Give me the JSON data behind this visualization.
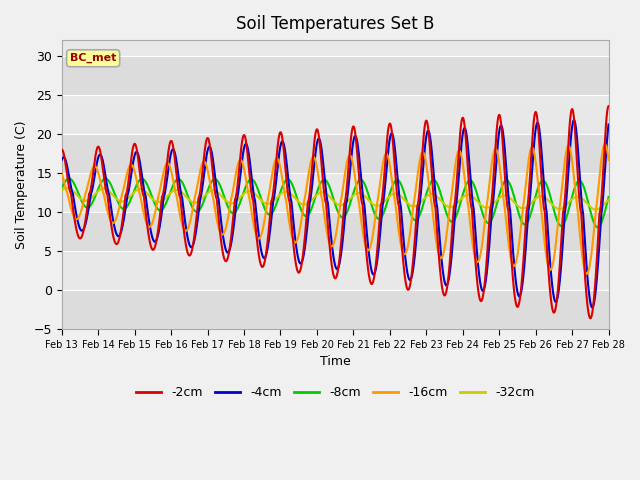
{
  "title": "Soil Temperatures Set B",
  "xlabel": "Time",
  "ylabel": "Soil Temperature (C)",
  "ylim": [
    -5,
    32
  ],
  "yticks": [
    -5,
    0,
    5,
    10,
    15,
    20,
    25,
    30
  ],
  "annotation": "BC_met",
  "fig_bg_color": "#f0f0f0",
  "plot_bg_color": "#e8e8e8",
  "series_colors": {
    "-2cm": "#dd0000",
    "-4cm": "#0000cc",
    "-8cm": "#00cc00",
    "-16cm": "#ff9900",
    "-32cm": "#cccc00"
  },
  "band_colors": [
    "#dcdcdc",
    "#e8e8e8"
  ],
  "line_width": 1.5,
  "n_days": 15,
  "n_pts": 3600
}
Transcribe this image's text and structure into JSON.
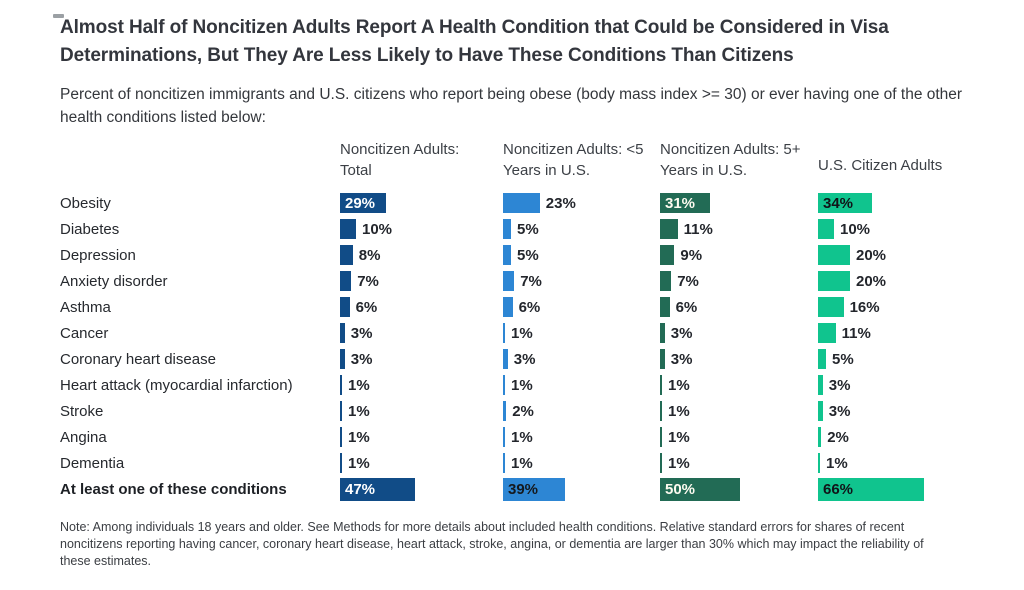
{
  "chart_data": {
    "type": "bar",
    "orientation": "horizontal",
    "value_unit": "%",
    "xlim": [
      0,
      100
    ],
    "grid": false,
    "legend_position": "column-headers",
    "title": "Almost Half of Noncitizen Adults Report A Health Condition that Could be Considered in Visa Determinations, But They Are Less Likely to Have These Conditions Than Citizens",
    "subtitle": "Percent of noncitizen immigrants and U.S. citizens who report being obese (body mass index >= 30) or ever having one of the other health conditions listed below:",
    "note": "Note: Among individuals 18 years and older. See Methods for more details about included health conditions. Relative standard errors for shares of recent noncitizens reporting having cancer, coronary heart disease, heart attack, stroke, angina, or dementia are larger than 30% which may impact the reliability of these estimates.",
    "categories": [
      {
        "label": "Obesity",
        "bold": false
      },
      {
        "label": "Diabetes",
        "bold": false
      },
      {
        "label": "Depression",
        "bold": false
      },
      {
        "label": "Anxiety disorder",
        "bold": false
      },
      {
        "label": "Asthma",
        "bold": false
      },
      {
        "label": "Cancer",
        "bold": false
      },
      {
        "label": "Coronary heart disease",
        "bold": false
      },
      {
        "label": "Heart attack (myocardial infarction)",
        "bold": false
      },
      {
        "label": "Stroke",
        "bold": false
      },
      {
        "label": "Angina",
        "bold": false
      },
      {
        "label": "Dementia",
        "bold": false
      },
      {
        "label": "At least one of these conditions",
        "bold": true
      }
    ],
    "series": [
      {
        "name": "Noncitizen Adults: Total",
        "color": "#114c87",
        "values": [
          29,
          10,
          8,
          7,
          6,
          3,
          3,
          1,
          1,
          1,
          1,
          47
        ],
        "labels": [
          "29%",
          "10%",
          "8%",
          "7%",
          "6%",
          "3%",
          "3%",
          "1%",
          "1%",
          "1%",
          "1%",
          "47%"
        ]
      },
      {
        "name": "Noncitizen Adults: <5 Years in U.S.",
        "color": "#2d86d4",
        "values": [
          23,
          5,
          5,
          7,
          6,
          1,
          3,
          1,
          2,
          1,
          1,
          39
        ],
        "labels": [
          "23%",
          "5%",
          "5%",
          "7%",
          "6%",
          "1%",
          "3%",
          "1%",
          "2%",
          "1%",
          "1%",
          "39%"
        ]
      },
      {
        "name": "Noncitizen Adults: 5+ Years in U.S.",
        "color": "#226b55",
        "values": [
          31,
          11,
          9,
          7,
          6,
          3,
          3,
          1,
          1,
          1,
          1,
          50
        ],
        "labels": [
          "31%",
          "11%",
          "9%",
          "7%",
          "6%",
          "3%",
          "3%",
          "1%",
          "1%",
          "1%",
          "1%",
          "50%"
        ]
      },
      {
        "name": "U.S. Citizen Adults",
        "color": "#10c48e",
        "values": [
          34,
          10,
          20,
          20,
          16,
          11,
          5,
          3,
          3,
          2,
          1,
          66
        ],
        "labels": [
          "34%",
          "10%",
          "20%",
          "20%",
          "16%",
          "11%",
          "5%",
          "3%",
          "3%",
          "2%",
          "1%",
          "66%"
        ]
      }
    ],
    "label_layout": {
      "inside": [
        {
          "row": 0,
          "series": [
            0,
            2,
            3
          ]
        },
        {
          "row": 11,
          "series": [
            0,
            1,
            2,
            3
          ]
        }
      ],
      "inside_text_colors": [
        "#ffffff",
        "#15191e",
        "#fdfbf0",
        "#101418"
      ]
    }
  }
}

> _PROBLEM_
Across the records, count the lines holding the string "attack". Give the number and stop.

> _RIGHT ANSWER_
2